**Set problem**
Using the data below, gather each line that includes the word "Island".

**Given records**
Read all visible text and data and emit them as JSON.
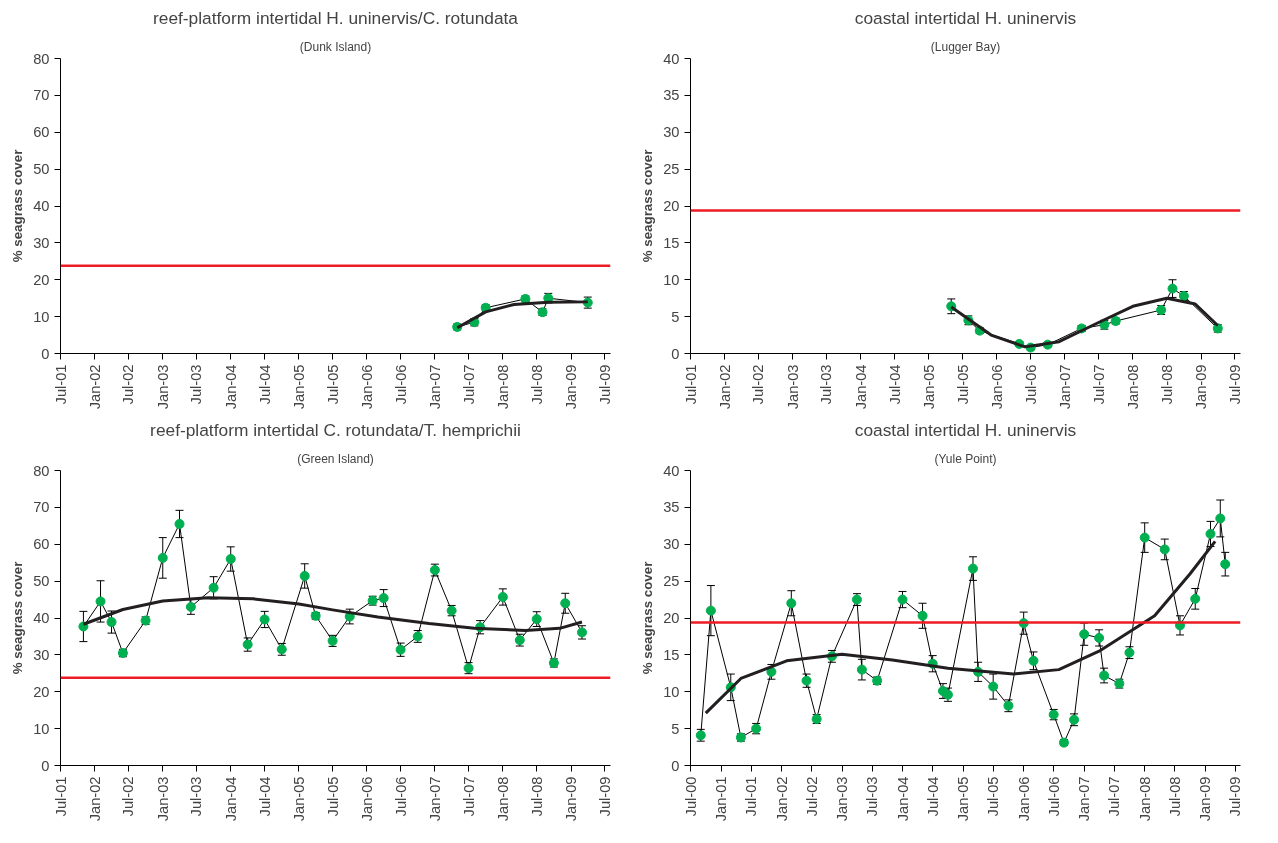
{
  "chart_data": [
    {
      "type": "line",
      "title": "reef-platform intertidal H. uninervis/C. rotundata",
      "subtitle": "(Dunk Island)",
      "ylabel": "% seagrass cover",
      "xlim": [
        "2001-07",
        "2009-08"
      ],
      "ylim": [
        0,
        80
      ],
      "yticks": [
        0,
        10,
        20,
        30,
        40,
        50,
        60,
        70,
        80
      ],
      "xticks": [
        {
          "value": "2001-07",
          "label": "Jul-01"
        },
        {
          "value": "2002-01",
          "label": "Jan-02"
        },
        {
          "value": "2002-07",
          "label": "Jul-02"
        },
        {
          "value": "2003-01",
          "label": "Jan-03"
        },
        {
          "value": "2003-07",
          "label": "Jul-03"
        },
        {
          "value": "2004-01",
          "label": "Jan-04"
        },
        {
          "value": "2004-07",
          "label": "Jul-04"
        },
        {
          "value": "2005-01",
          "label": "Jan-05"
        },
        {
          "value": "2005-07",
          "label": "Jul-05"
        },
        {
          "value": "2006-01",
          "label": "Jan-06"
        },
        {
          "value": "2006-07",
          "label": "Jul-06"
        },
        {
          "value": "2007-01",
          "label": "Jan-07"
        },
        {
          "value": "2007-07",
          "label": "Jul-07"
        },
        {
          "value": "2008-01",
          "label": "Jan-08"
        },
        {
          "value": "2008-07",
          "label": "Jul-08"
        },
        {
          "value": "2009-01",
          "label": "Jan-09"
        },
        {
          "value": "2009-07",
          "label": "Jul-09"
        }
      ],
      "grid": false,
      "ref_lines": [
        {
          "axis": "y",
          "value": 23.8,
          "color": "#ed1c24"
        }
      ],
      "series": [
        {
          "type": "line",
          "color": "#00b050",
          "marker": "circle",
          "x": [
            "2007-05",
            "2007-08",
            "2007-10",
            "2008-05",
            "2008-08",
            "2008-09",
            "2009-04"
          ],
          "values": [
            7.2,
            8.5,
            12.4,
            14.8,
            11.2,
            15.0,
            13.8
          ],
          "errors": [
            0.8,
            1,
            0.8,
            0.8,
            0.9,
            1.3,
            1.5
          ]
        },
        {
          "type": "line",
          "color": "#231f20",
          "marker": "none",
          "x": [
            "2007-05",
            "2007-10",
            "2008-03",
            "2008-09",
            "2009-04"
          ],
          "values": [
            7.0,
            11.3,
            13.3,
            13.9,
            14.0
          ]
        }
      ]
    },
    {
      "type": "line",
      "title": "coastal intertidal H. uninervis",
      "subtitle": "(Lugger Bay)",
      "ylabel": "% seagrass cover",
      "xlim": [
        "2001-07",
        "2009-08"
      ],
      "ylim": [
        0,
        40
      ],
      "yticks": [
        0,
        5,
        10,
        15,
        20,
        25,
        30,
        35,
        40
      ],
      "xticks": [
        {
          "value": "2001-07",
          "label": "Jul-01"
        },
        {
          "value": "2002-01",
          "label": "Jan-02"
        },
        {
          "value": "2002-07",
          "label": "Jul-02"
        },
        {
          "value": "2003-01",
          "label": "Jan-03"
        },
        {
          "value": "2003-07",
          "label": "Jul-03"
        },
        {
          "value": "2004-01",
          "label": "Jan-04"
        },
        {
          "value": "2004-07",
          "label": "Jul-04"
        },
        {
          "value": "2005-01",
          "label": "Jan-05"
        },
        {
          "value": "2005-07",
          "label": "Jul-05"
        },
        {
          "value": "2006-01",
          "label": "Jan-06"
        },
        {
          "value": "2006-07",
          "label": "Jul-06"
        },
        {
          "value": "2007-01",
          "label": "Jan-07"
        },
        {
          "value": "2007-07",
          "label": "Jul-07"
        },
        {
          "value": "2008-01",
          "label": "Jan-08"
        },
        {
          "value": "2008-07",
          "label": "Jul-08"
        },
        {
          "value": "2009-01",
          "label": "Jan-09"
        },
        {
          "value": "2009-07",
          "label": "Jul-09"
        }
      ],
      "grid": false,
      "ref_lines": [
        {
          "axis": "y",
          "value": 19.4,
          "color": "#ed1c24"
        }
      ],
      "series": [
        {
          "type": "line",
          "color": "#00b050",
          "marker": "circle",
          "x": [
            "2005-05",
            "2005-08",
            "2005-10",
            "2006-05",
            "2006-07",
            "2006-10",
            "2007-04",
            "2007-08",
            "2007-10",
            "2008-06",
            "2008-08",
            "2008-10",
            "2009-04"
          ],
          "values": [
            6.4,
            4.5,
            3.1,
            1.3,
            0.8,
            1.2,
            3.4,
            3.9,
            4.4,
            5.9,
            8.8,
            7.8,
            3.4
          ],
          "errors": [
            1,
            0.6,
            0.4,
            0.3,
            0.3,
            0.3,
            0.4,
            0.6,
            0.4,
            0.6,
            1.2,
            0.6,
            0.5
          ]
        },
        {
          "type": "line",
          "color": "#231f20",
          "marker": "none",
          "x": [
            "2005-05",
            "2005-12",
            "2006-06",
            "2006-12",
            "2007-07",
            "2008-01",
            "2008-07",
            "2008-12",
            "2009-04"
          ],
          "values": [
            6.3,
            2.5,
            0.9,
            1.6,
            4.2,
            6.4,
            7.5,
            6.7,
            3.8
          ]
        }
      ]
    },
    {
      "type": "line",
      "title": "reef-platform intertidal C. rotundata/T. hemprichii",
      "subtitle": "(Green Island)",
      "ylabel": "% seagrass cover",
      "xlim": [
        "2001-07",
        "2009-08"
      ],
      "ylim": [
        0,
        80
      ],
      "yticks": [
        0,
        10,
        20,
        30,
        40,
        50,
        60,
        70,
        80
      ],
      "xticks": [
        {
          "value": "2001-07",
          "label": "Jul-01"
        },
        {
          "value": "2002-01",
          "label": "Jan-02"
        },
        {
          "value": "2002-07",
          "label": "Jul-02"
        },
        {
          "value": "2003-01",
          "label": "Jan-03"
        },
        {
          "value": "2003-07",
          "label": "Jul-03"
        },
        {
          "value": "2004-01",
          "label": "Jan-04"
        },
        {
          "value": "2004-07",
          "label": "Jul-04"
        },
        {
          "value": "2005-01",
          "label": "Jan-05"
        },
        {
          "value": "2005-07",
          "label": "Jul-05"
        },
        {
          "value": "2006-01",
          "label": "Jan-06"
        },
        {
          "value": "2006-07",
          "label": "Jul-06"
        },
        {
          "value": "2007-01",
          "label": "Jan-07"
        },
        {
          "value": "2007-07",
          "label": "Jul-07"
        },
        {
          "value": "2008-01",
          "label": "Jan-08"
        },
        {
          "value": "2008-07",
          "label": "Jul-08"
        },
        {
          "value": "2009-01",
          "label": "Jan-09"
        },
        {
          "value": "2009-07",
          "label": "Jul-09"
        }
      ],
      "grid": false,
      "ref_lines": [
        {
          "axis": "y",
          "value": 23.8,
          "color": "#ed1c24"
        }
      ],
      "series": [
        {
          "type": "line",
          "color": "#00b050",
          "marker": "circle",
          "x": [
            "2001-11",
            "2002-02",
            "2002-04",
            "2002-06",
            "2002-10",
            "2003-01",
            "2003-04",
            "2003-06",
            "2003-10",
            "2004-01",
            "2004-04",
            "2004-07",
            "2004-10",
            "2005-02",
            "2005-04",
            "2005-07",
            "2005-10",
            "2006-02",
            "2006-04",
            "2006-07",
            "2006-10",
            "2007-01",
            "2007-04",
            "2007-07",
            "2007-09",
            "2008-01",
            "2008-04",
            "2008-07",
            "2008-10",
            "2008-12",
            "2009-03"
          ],
          "values": [
            37.7,
            44.5,
            38.9,
            30.5,
            39.3,
            56.3,
            65.5,
            43.0,
            48.2,
            56.0,
            32.8,
            39.6,
            31.5,
            51.4,
            40.6,
            33.8,
            40.4,
            44.7,
            45.4,
            31.4,
            35.0,
            53.0,
            42.0,
            26.4,
            37.5,
            45.7,
            34.0,
            39.7,
            27.8,
            44.0,
            36.1
          ],
          "errors": [
            4.1,
            5.6,
            3,
            1,
            1,
            5.5,
            3.7,
            2,
            3,
            3.3,
            1.8,
            2.2,
            1.6,
            3.3,
            0.9,
            1.5,
            2,
            1.2,
            2.3,
            1.8,
            1.6,
            1.6,
            1.4,
            1.5,
            1.8,
            2.2,
            1.6,
            2,
            1.1,
            2.7,
            1.8
          ]
        },
        {
          "type": "line",
          "color": "#231f20",
          "marker": "none",
          "x": [
            "2001-11",
            "2002-06",
            "2003-01",
            "2003-09",
            "2004-05",
            "2005-01",
            "2005-07",
            "2006-03",
            "2006-12",
            "2007-08",
            "2008-05",
            "2008-11",
            "2009-03"
          ],
          "values": [
            38.3,
            42.3,
            44.6,
            45.5,
            45.2,
            43.8,
            42.2,
            40.3,
            38.5,
            37.2,
            36.6,
            37.2,
            38.9
          ]
        }
      ]
    },
    {
      "type": "line",
      "title": "coastal intertidal H. uninervis",
      "subtitle": "(Yule Point)",
      "ylabel": "% seagrass cover",
      "xlim": [
        "2000-07",
        "2009-08"
      ],
      "ylim": [
        0,
        40
      ],
      "yticks": [
        0,
        5,
        10,
        15,
        20,
        25,
        30,
        35,
        40
      ],
      "xticks": [
        {
          "value": "2000-07",
          "label": "Jul-00"
        },
        {
          "value": "2001-01",
          "label": "Jan-01"
        },
        {
          "value": "2001-07",
          "label": "Jul-01"
        },
        {
          "value": "2002-01",
          "label": "Jan-02"
        },
        {
          "value": "2002-07",
          "label": "Jul-02"
        },
        {
          "value": "2003-01",
          "label": "Jan-03"
        },
        {
          "value": "2003-07",
          "label": "Jul-03"
        },
        {
          "value": "2004-01",
          "label": "Jan-04"
        },
        {
          "value": "2004-07",
          "label": "Jul-04"
        },
        {
          "value": "2005-01",
          "label": "Jan-05"
        },
        {
          "value": "2005-07",
          "label": "Jul-05"
        },
        {
          "value": "2006-01",
          "label": "Jan-06"
        },
        {
          "value": "2006-07",
          "label": "Jul-06"
        },
        {
          "value": "2007-01",
          "label": "Jan-07"
        },
        {
          "value": "2007-07",
          "label": "Jul-07"
        },
        {
          "value": "2008-01",
          "label": "Jan-08"
        },
        {
          "value": "2008-07",
          "label": "Jul-08"
        },
        {
          "value": "2009-01",
          "label": "Jan-09"
        },
        {
          "value": "2009-07",
          "label": "Jul-09"
        }
      ],
      "grid": false,
      "ref_lines": [
        {
          "axis": "y",
          "value": 19.4,
          "color": "#ed1c24"
        }
      ],
      "series": [
        {
          "type": "line",
          "color": "#00b050",
          "marker": "circle",
          "x": [
            "2000-09",
            "2000-11",
            "2001-03",
            "2001-05",
            "2001-08",
            "2001-11",
            "2002-03",
            "2002-06",
            "2002-08",
            "2002-11",
            "2003-04",
            "2003-05",
            "2003-08",
            "2004-01",
            "2004-05",
            "2004-07",
            "2004-09",
            "2004-10",
            "2005-03",
            "2005-04",
            "2005-07",
            "2005-10",
            "2006-01",
            "2006-03",
            "2006-07",
            "2006-09",
            "2006-11",
            "2007-01",
            "2007-04",
            "2007-05",
            "2007-08",
            "2007-10",
            "2008-01",
            "2008-05",
            "2008-08",
            "2008-11",
            "2009-02",
            "2009-04",
            "2009-05"
          ],
          "values": [
            4.1,
            21.0,
            10.6,
            3.8,
            5.0,
            12.7,
            22.0,
            11.5,
            6.3,
            14.8,
            22.5,
            13.0,
            11.5,
            22.5,
            20.3,
            13.8,
            10.1,
            9.6,
            26.7,
            12.7,
            10.7,
            8.1,
            19.3,
            14.2,
            6.9,
            3.1,
            6.2,
            17.8,
            17.3,
            12.2,
            11.1,
            15.3,
            30.9,
            29.3,
            19.0,
            22.6,
            31.4,
            33.5,
            27.3
          ],
          "errors": [
            0.8,
            3.4,
            1.8,
            0.5,
            0.7,
            1,
            1.7,
            0.9,
            0.6,
            0.8,
            0.8,
            1.4,
            0.5,
            1.1,
            1.7,
            1.1,
            1,
            0.9,
            1.6,
            1.3,
            1.7,
            0.8,
            1.5,
            1.2,
            0.7,
            0.4,
            0.8,
            1.5,
            1.1,
            1,
            0.6,
            0.8,
            2,
            1.4,
            1.3,
            1.4,
            1.7,
            2.5,
            1.6
          ]
        },
        {
          "type": "line",
          "color": "#231f20",
          "marker": "none",
          "x": [
            "2000-10",
            "2001-05",
            "2002-02",
            "2003-01",
            "2003-11",
            "2004-10",
            "2005-11",
            "2006-08",
            "2007-04",
            "2008-03",
            "2008-10",
            "2009-03"
          ],
          "values": [
            7.1,
            11.8,
            14.2,
            15.1,
            14.3,
            13.2,
            12.4,
            13.0,
            15.5,
            20.3,
            26.0,
            30.4
          ]
        }
      ]
    }
  ]
}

**Task result**
      "subtitle": "(Dunk Island)",
      "subtitle": "(Green Island)",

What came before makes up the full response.